Dataset excerpt:
____
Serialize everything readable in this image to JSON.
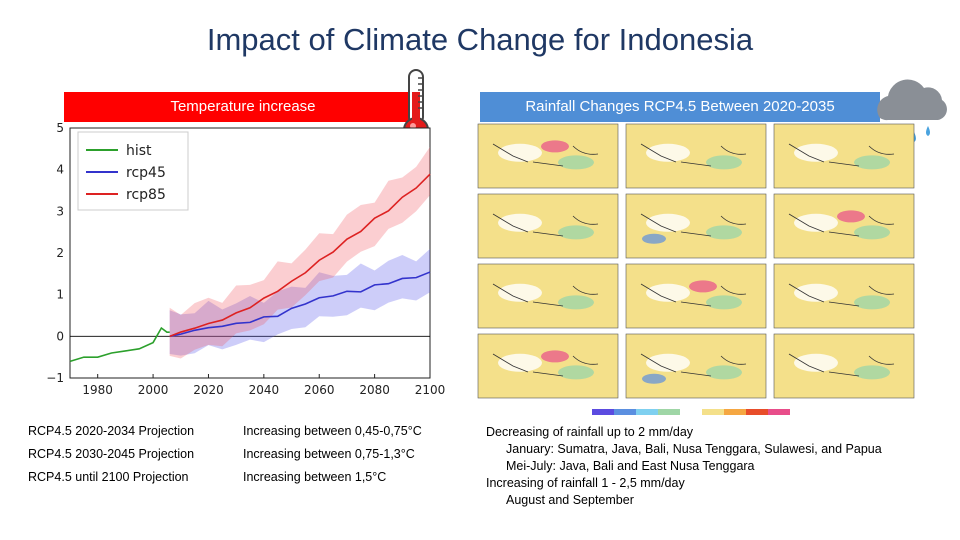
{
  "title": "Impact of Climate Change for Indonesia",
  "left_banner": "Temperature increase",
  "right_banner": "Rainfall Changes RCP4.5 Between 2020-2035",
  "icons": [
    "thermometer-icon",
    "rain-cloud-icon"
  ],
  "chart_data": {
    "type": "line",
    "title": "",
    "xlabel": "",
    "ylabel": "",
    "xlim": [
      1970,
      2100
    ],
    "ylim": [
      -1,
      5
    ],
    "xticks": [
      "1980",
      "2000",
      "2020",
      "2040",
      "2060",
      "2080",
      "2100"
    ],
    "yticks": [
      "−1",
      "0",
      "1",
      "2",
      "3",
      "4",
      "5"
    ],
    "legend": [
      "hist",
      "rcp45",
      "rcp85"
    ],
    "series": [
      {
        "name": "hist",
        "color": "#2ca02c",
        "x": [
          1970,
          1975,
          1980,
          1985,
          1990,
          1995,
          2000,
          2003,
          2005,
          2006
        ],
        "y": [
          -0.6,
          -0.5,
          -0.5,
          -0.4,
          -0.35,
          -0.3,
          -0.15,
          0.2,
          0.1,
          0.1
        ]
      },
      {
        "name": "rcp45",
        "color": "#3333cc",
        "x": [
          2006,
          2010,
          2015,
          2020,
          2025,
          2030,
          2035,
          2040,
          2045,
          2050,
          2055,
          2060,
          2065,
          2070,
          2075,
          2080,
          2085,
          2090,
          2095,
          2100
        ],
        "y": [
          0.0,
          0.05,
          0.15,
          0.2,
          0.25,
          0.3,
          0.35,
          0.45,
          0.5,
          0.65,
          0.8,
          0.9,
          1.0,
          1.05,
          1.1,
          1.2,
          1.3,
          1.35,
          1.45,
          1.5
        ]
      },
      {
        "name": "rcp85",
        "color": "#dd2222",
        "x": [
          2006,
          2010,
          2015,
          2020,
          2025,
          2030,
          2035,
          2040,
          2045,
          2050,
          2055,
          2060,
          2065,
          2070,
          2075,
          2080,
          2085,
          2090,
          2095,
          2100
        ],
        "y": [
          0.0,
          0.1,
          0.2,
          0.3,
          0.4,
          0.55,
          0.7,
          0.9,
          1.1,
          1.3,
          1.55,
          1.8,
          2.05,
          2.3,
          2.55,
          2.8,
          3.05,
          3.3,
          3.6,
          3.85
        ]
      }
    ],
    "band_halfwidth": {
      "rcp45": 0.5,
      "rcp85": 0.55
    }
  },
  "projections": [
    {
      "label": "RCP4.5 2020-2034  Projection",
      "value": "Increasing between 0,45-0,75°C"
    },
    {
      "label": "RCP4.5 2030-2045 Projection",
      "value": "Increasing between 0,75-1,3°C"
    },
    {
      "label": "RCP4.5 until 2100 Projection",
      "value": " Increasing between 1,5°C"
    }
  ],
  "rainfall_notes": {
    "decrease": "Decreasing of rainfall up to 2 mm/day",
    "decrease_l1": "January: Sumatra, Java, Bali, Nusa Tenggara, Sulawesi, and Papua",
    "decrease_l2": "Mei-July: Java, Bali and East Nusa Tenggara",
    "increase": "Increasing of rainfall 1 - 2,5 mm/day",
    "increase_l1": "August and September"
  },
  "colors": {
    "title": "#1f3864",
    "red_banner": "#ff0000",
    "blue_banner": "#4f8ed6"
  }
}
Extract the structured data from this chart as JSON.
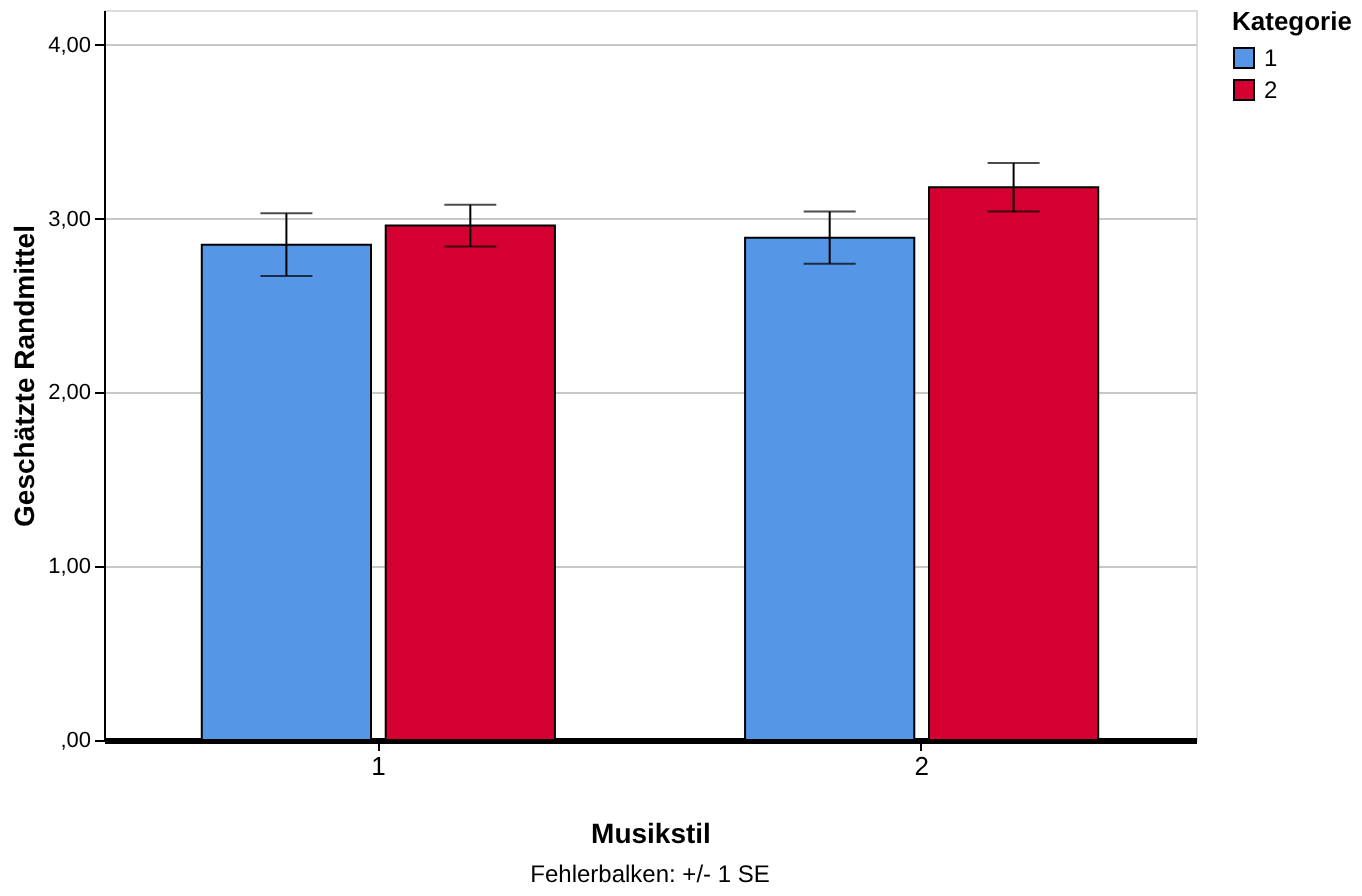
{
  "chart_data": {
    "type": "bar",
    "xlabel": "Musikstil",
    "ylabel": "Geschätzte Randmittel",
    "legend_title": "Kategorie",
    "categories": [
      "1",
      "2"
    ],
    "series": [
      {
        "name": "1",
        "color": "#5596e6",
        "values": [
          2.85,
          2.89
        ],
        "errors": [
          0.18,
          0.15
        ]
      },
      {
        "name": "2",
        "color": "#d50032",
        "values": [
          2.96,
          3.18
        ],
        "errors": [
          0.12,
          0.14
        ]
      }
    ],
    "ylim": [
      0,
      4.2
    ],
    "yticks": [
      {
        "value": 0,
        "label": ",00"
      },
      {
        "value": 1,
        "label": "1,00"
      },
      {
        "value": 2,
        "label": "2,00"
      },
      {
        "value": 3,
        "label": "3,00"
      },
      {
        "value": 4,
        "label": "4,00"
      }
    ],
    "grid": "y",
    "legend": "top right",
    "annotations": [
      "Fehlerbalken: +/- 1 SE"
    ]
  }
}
____
▶ Aim: From the listing above, print every entry precisely and drop the pictures.

▶ Task answer:
Serialize everything readable in this image to JSON.
{
  "title": "Impact of Climate Change for Indonesia",
  "left_banner": "Temperature increase",
  "right_banner": "Rainfall Changes RCP4.5 Between 2020-2035",
  "icons": [
    "thermometer-icon",
    "rain-cloud-icon"
  ],
  "chart_data": {
    "type": "line",
    "title": "",
    "xlabel": "",
    "ylabel": "",
    "xlim": [
      1970,
      2100
    ],
    "ylim": [
      -1,
      5
    ],
    "xticks": [
      "1980",
      "2000",
      "2020",
      "2040",
      "2060",
      "2080",
      "2100"
    ],
    "yticks": [
      "−1",
      "0",
      "1",
      "2",
      "3",
      "4",
      "5"
    ],
    "legend": [
      "hist",
      "rcp45",
      "rcp85"
    ],
    "series": [
      {
        "name": "hist",
        "color": "#2ca02c",
        "x": [
          1970,
          1975,
          1980,
          1985,
          1990,
          1995,
          2000,
          2003,
          2005,
          2006
        ],
        "y": [
          -0.6,
          -0.5,
          -0.5,
          -0.4,
          -0.35,
          -0.3,
          -0.15,
          0.2,
          0.1,
          0.1
        ]
      },
      {
        "name": "rcp45",
        "color": "#3333cc",
        "x": [
          2006,
          2010,
          2015,
          2020,
          2025,
          2030,
          2035,
          2040,
          2045,
          2050,
          2055,
          2060,
          2065,
          2070,
          2075,
          2080,
          2085,
          2090,
          2095,
          2100
        ],
        "y": [
          0.0,
          0.05,
          0.15,
          0.2,
          0.25,
          0.3,
          0.35,
          0.45,
          0.5,
          0.65,
          0.8,
          0.9,
          1.0,
          1.05,
          1.1,
          1.2,
          1.3,
          1.35,
          1.45,
          1.5
        ]
      },
      {
        "name": "rcp85",
        "color": "#dd2222",
        "x": [
          2006,
          2010,
          2015,
          2020,
          2025,
          2030,
          2035,
          2040,
          2045,
          2050,
          2055,
          2060,
          2065,
          2070,
          2075,
          2080,
          2085,
          2090,
          2095,
          2100
        ],
        "y": [
          0.0,
          0.1,
          0.2,
          0.3,
          0.4,
          0.55,
          0.7,
          0.9,
          1.1,
          1.3,
          1.55,
          1.8,
          2.05,
          2.3,
          2.55,
          2.8,
          3.05,
          3.3,
          3.6,
          3.85
        ]
      }
    ],
    "band_halfwidth": {
      "rcp45": 0.5,
      "rcp85": 0.55
    }
  },
  "projections": [
    {
      "label": "RCP4.5 2020-2034  Projection",
      "value": "Increasing between 0,45-0,75°C"
    },
    {
      "label": "RCP4.5 2030-2045 Projection",
      "value": "Increasing between 0,75-1,3°C"
    },
    {
      "label": "RCP4.5 until 2100 Projection",
      "value": " Increasing between 1,5°C"
    }
  ],
  "rainfall_notes": {
    "decrease": "Decreasing of rainfall up to 2 mm/day",
    "decrease_l1": "January: Sumatra, Java, Bali, Nusa Tenggara, Sulawesi, and Papua",
    "decrease_l2": "Mei-July: Java, Bali and East Nusa Tenggara",
    "increase": "Increasing of rainfall 1 - 2,5 mm/day",
    "increase_l1": "August and September"
  },
  "colors": {
    "title": "#1f3864",
    "red_banner": "#ff0000",
    "blue_banner": "#4f8ed6"
  }
}
Extract the structured data from this chart as JSON.
{
  "chart_data": {
    "type": "bar",
    "xlabel": "Musikstil",
    "ylabel": "Geschätzte Randmittel",
    "legend_title": "Kategorie",
    "categories": [
      "1",
      "2"
    ],
    "series": [
      {
        "name": "1",
        "color": "#5596e6",
        "values": [
          2.85,
          2.89
        ],
        "errors": [
          0.18,
          0.15
        ]
      },
      {
        "name": "2",
        "color": "#d50032",
        "values": [
          2.96,
          3.18
        ],
        "errors": [
          0.12,
          0.14
        ]
      }
    ],
    "ylim": [
      0,
      4.2
    ],
    "yticks": [
      {
        "value": 0,
        "label": ",00"
      },
      {
        "value": 1,
        "label": "1,00"
      },
      {
        "value": 2,
        "label": "2,00"
      },
      {
        "value": 3,
        "label": "3,00"
      },
      {
        "value": 4,
        "label": "4,00"
      }
    ],
    "grid": "y",
    "legend": "top right",
    "annotations": [
      "Fehlerbalken: +/- 1 SE"
    ]
  }
}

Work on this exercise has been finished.